§ **The problem**
Write out each record again exactly as it stands.

[Lines of data]
-- Start --

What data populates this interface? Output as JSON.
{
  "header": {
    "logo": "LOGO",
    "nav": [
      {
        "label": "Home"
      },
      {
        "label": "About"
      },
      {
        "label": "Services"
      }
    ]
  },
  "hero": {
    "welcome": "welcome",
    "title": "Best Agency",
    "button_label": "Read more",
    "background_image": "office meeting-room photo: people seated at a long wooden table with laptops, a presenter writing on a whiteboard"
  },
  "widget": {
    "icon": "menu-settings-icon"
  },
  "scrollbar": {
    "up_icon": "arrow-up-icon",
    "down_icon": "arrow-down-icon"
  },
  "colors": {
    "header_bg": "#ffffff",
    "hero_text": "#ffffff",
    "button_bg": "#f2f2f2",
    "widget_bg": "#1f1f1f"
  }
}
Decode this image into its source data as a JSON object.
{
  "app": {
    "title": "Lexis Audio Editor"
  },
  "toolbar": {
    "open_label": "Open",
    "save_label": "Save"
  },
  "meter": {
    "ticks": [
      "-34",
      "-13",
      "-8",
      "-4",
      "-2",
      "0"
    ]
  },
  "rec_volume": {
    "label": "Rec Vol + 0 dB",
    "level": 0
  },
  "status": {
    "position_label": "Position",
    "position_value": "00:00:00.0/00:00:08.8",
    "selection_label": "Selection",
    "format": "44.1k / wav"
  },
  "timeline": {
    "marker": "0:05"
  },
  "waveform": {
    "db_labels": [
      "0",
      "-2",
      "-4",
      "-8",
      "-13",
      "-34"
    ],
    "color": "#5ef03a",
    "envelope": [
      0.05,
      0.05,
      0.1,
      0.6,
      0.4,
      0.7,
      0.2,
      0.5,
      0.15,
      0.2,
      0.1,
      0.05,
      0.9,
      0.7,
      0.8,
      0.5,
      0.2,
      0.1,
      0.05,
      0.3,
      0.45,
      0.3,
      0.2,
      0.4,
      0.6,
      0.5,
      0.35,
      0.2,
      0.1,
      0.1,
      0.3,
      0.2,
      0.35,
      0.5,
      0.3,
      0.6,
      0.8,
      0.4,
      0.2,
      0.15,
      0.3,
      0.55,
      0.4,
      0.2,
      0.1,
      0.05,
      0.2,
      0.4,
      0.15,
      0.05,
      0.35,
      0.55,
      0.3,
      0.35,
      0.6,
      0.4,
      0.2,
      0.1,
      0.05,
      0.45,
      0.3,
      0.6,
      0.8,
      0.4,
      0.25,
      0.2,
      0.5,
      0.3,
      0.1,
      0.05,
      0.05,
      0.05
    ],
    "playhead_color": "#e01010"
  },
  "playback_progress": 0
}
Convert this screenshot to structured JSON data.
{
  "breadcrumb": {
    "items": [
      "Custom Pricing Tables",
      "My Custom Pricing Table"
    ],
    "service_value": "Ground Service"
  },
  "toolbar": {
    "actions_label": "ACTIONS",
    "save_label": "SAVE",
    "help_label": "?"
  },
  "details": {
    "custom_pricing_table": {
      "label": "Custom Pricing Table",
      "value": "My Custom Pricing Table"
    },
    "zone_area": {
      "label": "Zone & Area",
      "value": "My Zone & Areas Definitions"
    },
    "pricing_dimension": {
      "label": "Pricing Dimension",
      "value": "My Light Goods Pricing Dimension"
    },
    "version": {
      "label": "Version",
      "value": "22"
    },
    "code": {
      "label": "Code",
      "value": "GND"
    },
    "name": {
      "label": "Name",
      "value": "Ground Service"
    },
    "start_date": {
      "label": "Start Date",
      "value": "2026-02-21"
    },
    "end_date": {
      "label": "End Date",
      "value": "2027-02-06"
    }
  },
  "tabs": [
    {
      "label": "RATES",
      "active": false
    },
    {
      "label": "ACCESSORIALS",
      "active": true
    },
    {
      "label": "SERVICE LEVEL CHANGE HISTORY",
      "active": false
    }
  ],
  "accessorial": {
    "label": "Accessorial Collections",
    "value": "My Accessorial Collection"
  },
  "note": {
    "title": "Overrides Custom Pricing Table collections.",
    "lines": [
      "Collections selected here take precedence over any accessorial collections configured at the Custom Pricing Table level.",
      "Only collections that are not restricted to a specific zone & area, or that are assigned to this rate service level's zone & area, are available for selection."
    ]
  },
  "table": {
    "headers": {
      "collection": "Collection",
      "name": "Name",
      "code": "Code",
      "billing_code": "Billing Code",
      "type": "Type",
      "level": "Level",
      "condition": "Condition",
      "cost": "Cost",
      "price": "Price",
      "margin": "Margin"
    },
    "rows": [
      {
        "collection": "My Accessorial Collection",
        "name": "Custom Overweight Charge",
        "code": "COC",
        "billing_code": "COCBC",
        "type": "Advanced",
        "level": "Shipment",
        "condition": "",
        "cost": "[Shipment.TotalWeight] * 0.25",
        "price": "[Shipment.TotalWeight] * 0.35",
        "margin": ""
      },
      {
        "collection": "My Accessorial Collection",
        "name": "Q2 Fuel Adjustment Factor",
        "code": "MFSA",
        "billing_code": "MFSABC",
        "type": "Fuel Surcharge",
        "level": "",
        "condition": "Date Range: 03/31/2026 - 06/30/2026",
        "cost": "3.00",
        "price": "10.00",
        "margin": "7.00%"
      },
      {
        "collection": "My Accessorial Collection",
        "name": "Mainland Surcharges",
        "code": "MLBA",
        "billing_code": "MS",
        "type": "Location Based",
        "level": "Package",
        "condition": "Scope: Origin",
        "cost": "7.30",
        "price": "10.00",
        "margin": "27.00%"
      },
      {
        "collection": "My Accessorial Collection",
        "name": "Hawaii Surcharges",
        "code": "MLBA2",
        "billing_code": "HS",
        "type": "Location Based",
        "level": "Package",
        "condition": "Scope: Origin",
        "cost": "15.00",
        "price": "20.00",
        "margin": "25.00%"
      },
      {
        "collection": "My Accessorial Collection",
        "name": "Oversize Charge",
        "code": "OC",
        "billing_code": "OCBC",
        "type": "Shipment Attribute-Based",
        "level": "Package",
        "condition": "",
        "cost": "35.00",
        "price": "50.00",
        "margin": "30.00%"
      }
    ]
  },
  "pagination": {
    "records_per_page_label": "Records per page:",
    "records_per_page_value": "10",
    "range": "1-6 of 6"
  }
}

-- End --

§ **Answer to the problem**
What data populates this interface? Output as JSON.
{
  "header": {
    "logo": "LOGO",
    "nav": [
      {
        "label": "Home"
      },
      {
        "label": "About"
      },
      {
        "label": "Services"
      }
    ]
  },
  "hero": {
    "welcome": "welcome",
    "title": "Best Agency",
    "button_label": "Read more",
    "background_image": "office meeting-room photo: people seated at a long wooden table with laptops, a presenter writing on a whiteboard"
  },
  "widget": {
    "icon": "menu-settings-icon"
  },
  "scrollbar": {
    "up_icon": "arrow-up-icon",
    "down_icon": "arrow-down-icon"
  },
  "colors": {
    "header_bg": "#ffffff",
    "hero_text": "#ffffff",
    "button_bg": "#f2f2f2",
    "widget_bg": "#1f1f1f"
  }
}
Decode this image into its source data as a JSON object.
{
  "app": {
    "title": "Lexis Audio Editor"
  },
  "toolbar": {
    "open_label": "Open",
    "save_label": "Save"
  },
  "meter": {
    "ticks": [
      "-34",
      "-13",
      "-8",
      "-4",
      "-2",
      "0"
    ]
  },
  "rec_volume": {
    "label": "Rec Vol + 0 dB",
    "level": 0
  },
  "status": {
    "position_label": "Position",
    "position_value": "00:00:00.0/00:00:08.8",
    "selection_label": "Selection",
    "format": "44.1k / wav"
  },
  "timeline": {
    "marker": "0:05"
  },
  "waveform": {
    "db_labels": [
      "0",
      "-2",
      "-4",
      "-8",
      "-13",
      "-34"
    ],
    "color": "#5ef03a",
    "envelope": [
      0.05,
      0.05,
      0.1,
      0.6,
      0.4,
      0.7,
      0.2,
      0.5,
      0.15,
      0.2,
      0.1,
      0.05,
      0.9,
      0.7,
      0.8,
      0.5,
      0.2,
      0.1,
      0.05,
      0.3,
      0.45,
      0.3,
      0.2,
      0.4,
      0.6,
      0.5,
      0.35,
      0.2,
      0.1,
      0.1,
      0.3,
      0.2,
      0.35,
      0.5,
      0.3,
      0.6,
      0.8,
      0.4,
      0.2,
      0.15,
      0.3,
      0.55,
      0.4,
      0.2,
      0.1,
      0.05,
      0.2,
      0.4,
      0.15,
      0.05,
      0.35,
      0.55,
      0.3,
      0.35,
      0.6,
      0.4,
      0.2,
      0.1,
      0.05,
      0.45,
      0.3,
      0.6,
      0.8,
      0.4,
      0.25,
      0.2,
      0.5,
      0.3,
      0.1,
      0.05,
      0.05,
      0.05
    ],
    "playhead_color": "#e01010"
  },
  "playback_progress": 0
}
Convert this screenshot to structured JSON data.
{
  "breadcrumb": {
    "items": [
      "Custom Pricing Tables",
      "My Custom Pricing Table"
    ],
    "service_value": "Ground Service"
  },
  "toolbar": {
    "actions_label": "ACTIONS",
    "save_label": "SAVE",
    "help_label": "?"
  },
  "details": {
    "custom_pricing_table": {
      "label": "Custom Pricing Table",
      "value": "My Custom Pricing Table"
    },
    "zone_area": {
      "label": "Zone & Area",
      "value": "My Zone & Areas Definitions"
    },
    "pricing_dimension": {
      "label": "Pricing Dimension",
      "value": "My Light Goods Pricing Dimension"
    },
    "version": {
      "label": "Version",
      "value": "22"
    },
    "code": {
      "label": "Code",
      "value": "GND"
    },
    "name": {
      "label": "Name",
      "value": "Ground Service"
    },
    "start_date": {
      "label": "Start Date",
      "value": "2026-02-21"
    },
    "end_date": {
      "label": "End Date",
      "value": "2027-02-06"
    }
  },
  "tabs": [
    {
      "label": "RATES",
      "active": false
    },
    {
      "label": "ACCESSORIALS",
      "active": true
    },
    {
      "label": "SERVICE LEVEL CHANGE HISTORY",
      "active": false
    }
  ],
  "accessorial": {
    "label": "Accessorial Collections",
    "value": "My Accessorial Collection"
  },
  "note": {
    "title": "Overrides Custom Pricing Table collections.",
    "lines": [
      "Collections selected here take precedence over any accessorial collections configured at the Custom Pricing Table level.",
      "Only collections that are not restricted to a specific zone & area, or that are assigned to this rate service level's zone & area, are available for selection."
    ]
  },
  "table": {
    "headers": {
      "collection": "Collection",
      "name": "Name",
      "code": "Code",
      "billing_code": "Billing Code",
      "type": "Type",
      "level": "Level",
      "condition": "Condition",
      "cost": "Cost",
      "price": "Price",
      "margin": "Margin"
    },
    "rows": [
      {
        "collection": "My Accessorial Collection",
        "name": "Custom Overweight Charge",
        "code": "COC",
        "billing_code": "COCBC",
        "type": "Advanced",
        "level": "Shipment",
        "condition": "",
        "cost": "[Shipment.TotalWeight] * 0.25",
        "price": "[Shipment.TotalWeight] * 0.35",
        "margin": ""
      },
      {
        "collection": "My Accessorial Collection",
        "name": "Q2 Fuel Adjustment Factor",
        "code": "MFSA",
        "billing_code": "MFSABC",
        "type": "Fuel Surcharge",
        "level": "",
        "condition": "Date Range: 03/31/2026 - 06/30/2026",
        "cost": "3.00",
        "price": "10.00",
        "margin": "7.00%"
      },
      {
        "collection": "My Accessorial Collection",
        "name": "Mainland Surcharges",
        "code": "MLBA",
        "billing_code": "MS",
        "type": "Location Based",
        "level": "Package",
        "condition": "Scope: Origin",
        "cost": "7.30",
        "price": "10.00",
        "margin": "27.00%"
      },
      {
        "collection": "My Accessorial Collection",
        "name": "Hawaii Surcharges",
        "code": "MLBA2",
        "billing_code": "HS",
        "type": "Location Based",
        "level": "Package",
        "condition": "Scope: Origin",
        "cost": "15.00",
        "price": "20.00",
        "margin": "25.00%"
      },
      {
        "collection": "My Accessorial Collection",
        "name": "Oversize Charge",
        "code": "OC",
        "billing_code": "OCBC",
        "type": "Shipment Attribute-Based",
        "level": "Package",
        "condition": "",
        "cost": "35.00",
        "price": "50.00",
        "margin": "30.00%"
      }
    ]
  },
  "pagination": {
    "records_per_page_label": "Records per page:",
    "records_per_page_value": "10",
    "range": "1-6 of 6"
  }
}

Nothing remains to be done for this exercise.